* Start Data *

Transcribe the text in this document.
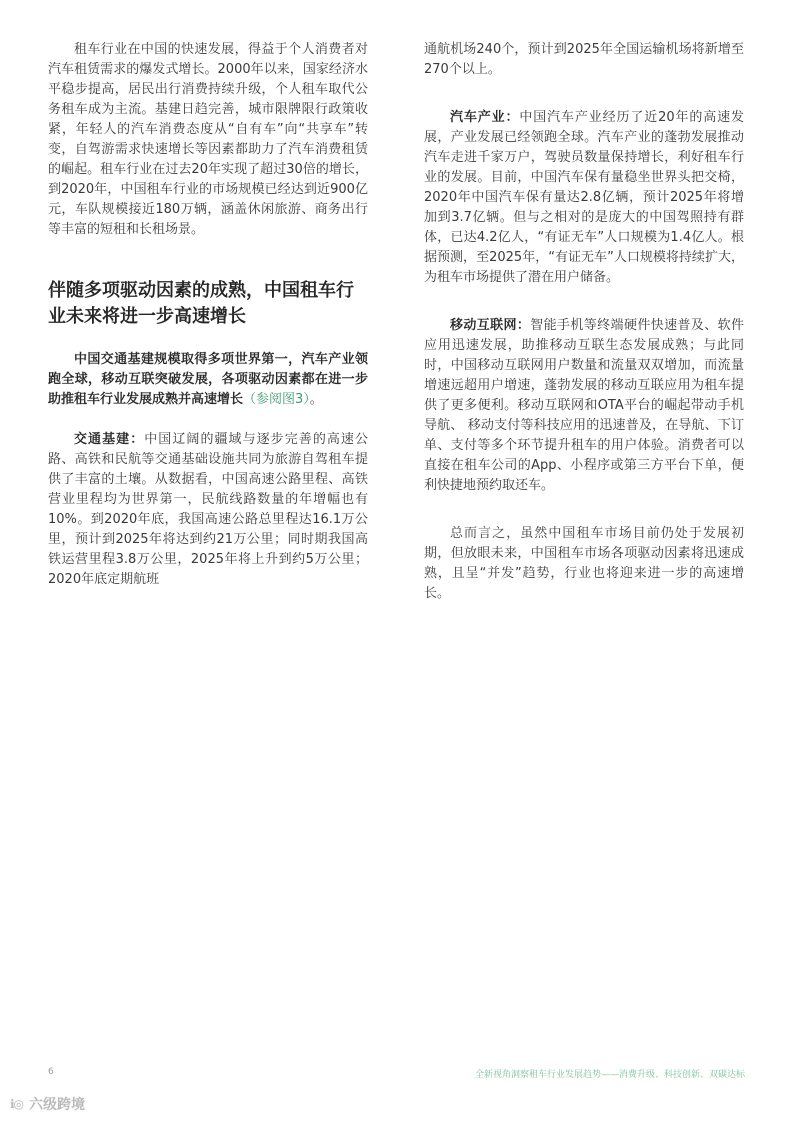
租车行业在中国的快速发展，得益于个人消费者对汽车租赁需求的爆发式增长。2000年以来，国家经济水平稳步提高，居民出行消费持续升级，个人租车取代公务租车成为主流。基建日趋完善，城市限牌限行政策收紧，年轻人的汽车消费态度从“自有车”向“共享车”转变，自驾游需求快速增长等因素都助力了汽车消费租赁的崛起。租车行业在过去20年实现了超过30倍的增长，到2020年，中国租车行业的市场规模已经达到近900亿元，车队规模接近180万辆，涵盖休闲旅游、商务出行等丰富的短租和长租场景。

伴随多项驱动因素的成熟，中国租车行业未来将进一步高速增长

中国交通基建规模取得多项世界第一，汽车产业领跑全球，移动互联突破发展，各项驱动因素都在进一步助推租车行业发展成熟并高速增长（参阅图3）。

交通基建：中国辽阔的疆域与逐步完善的高速公路、高铁和民航等交通基础设施共同为旅游自驾租车提供了丰富的土壤。从数据看，中国高速公路里程、高铁营业里程均为世界第一，民航线路数量的年增幅也有10%。到2020年底，我国高速公路总里程达16.1万公里，预计到2025年将达到约21万公里；同时期我国高铁运营里程3.8万公里，2025年将上升到约5万公里；2020年底定期航班

通航机场240个，预计到2025年全国运输机场将新增至270个以上。

汽车产业：中国汽车产业经历了近20年的高速发展，产业发展已经领跑全球。汽车产业的蓬勃发展推动汽车走进千家万户，驾驶员数量保持增长，利好租车行业的发展。目前，中国汽车保有量稳坐世界头把交椅，2020年中国汽车保有量达2.8亿辆，预计2025年将增加到3.7亿辆。但与之相对的是庞大的中国驾照持有群体，已达4.2亿人，“有证无车”人口规模为1.4亿人。根据预测，至2025年，“有证无车”人口规模将持续扩大，为租车市场提供了潜在用户储备。

移动互联网：智能手机等终端硬件快速普及、软件应用迅速发展，助推移动互联生态发展成熟；与此同时，中国移动互联网用户数量和流量双双增加，而流量增速远超用户增速，蓬勃发展的移动互联应用为租车提供了更多便利。移动互联网和OTA平台的崛起带动手机导航、 移动支付等科技应用的迅速普及，在导航、下订单、支付等多个环节提升租车的用户体验。消费者可以直接在租车公司的App、小程序或第三方平台下单，便利快捷地预约取还车。

总而言之，虽然中国租车市场目前仍处于发展初期，但放眼未来，中国租车市场各项驱动因素将迅速成熟，且呈“并发”趋势，行业也将迎来进一步的高速增长。

6	全新视角洞察租车行业发展趋势——消费升级、科技创新、双碳达标
ℹ◎ 六级跨境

* End Data *

Every line of text is to be repeated exactly; pictures are left out.

Transcribe the text in this document.
租车行业在中国的快速发展，得益于个人消费者对汽车租赁需求的爆发式增长。2000年以来，国家经济水平稳步提高，居民出行消费持续升级，个人租车取代公务租车成为主流。基建日趋完善，城市限牌限行政策收紧，年轻人的汽车消费态度从“自有车”向“共享车”转变，自驾游需求快速增长等因素都助力了汽车消费租赁的崛起。租车行业在过去20年实现了超过30倍的增长，到2020年，中国租车行业的市场规模已经达到近900亿元，车队规模接近180万辆，涵盖休闲旅游、商务出行等丰富的短租和长租场景。

伴随多项驱动因素的成熟，中国租车行业未来将进一步高速增长

中国交通基建规模取得多项世界第一，汽车产业领跑全球，移动互联突破发展，各项驱动因素都在进一步助推租车行业发展成熟并高速增长（参阅图3）。

交通基建：中国辽阔的疆域与逐步完善的高速公路、高铁和民航等交通基础设施共同为旅游自驾租车提供了丰富的土壤。从数据看，中国高速公路里程、高铁营业里程均为世界第一，民航线路数量的年增幅也有10%。到2020年底，我国高速公路总里程达16.1万公里，预计到2025年将达到约21万公里；同时期我国高铁运营里程3.8万公里，2025年将上升到约5万公里；2020年底定期航班

通航机场240个，预计到2025年全国运输机场将新增至270个以上。

汽车产业：中国汽车产业经历了近20年的高速发展，产业发展已经领跑全球。汽车产业的蓬勃发展推动汽车走进千家万户，驾驶员数量保持增长，利好租车行业的发展。目前，中国汽车保有量稳坐世界头把交椅，2020年中国汽车保有量达2.8亿辆，预计2025年将增加到3.7亿辆。但与之相对的是庞大的中国驾照持有群体，已达4.2亿人，“有证无车”人口规模为1.4亿人。根据预测，至2025年，“有证无车”人口规模将持续扩大，为租车市场提供了潜在用户储备。

移动互联网：智能手机等终端硬件快速普及、软件应用迅速发展，助推移动互联生态发展成熟；与此同时，中国移动互联网用户数量和流量双双增加，而流量增速远超用户增速，蓬勃发展的移动互联应用为租车提供了更多便利。移动互联网和OTA平台的崛起带动手机导航、 移动支付等科技应用的迅速普及，在导航、下订单、支付等多个环节提升租车的用户体验。消费者可以直接在租车公司的App、小程序或第三方平台下单，便利快捷地预约取还车。

总而言之，虽然中国租车市场目前仍处于发展初期，但放眼未来，中国租车市场各项驱动因素将迅速成熟，且呈“并发”趋势，行业也将迎来进一步的高速增长。

6	全新视角洞察租车行业发展趋势——消费升级、科技创新、双碳达标
ℹ◎ 六级跨境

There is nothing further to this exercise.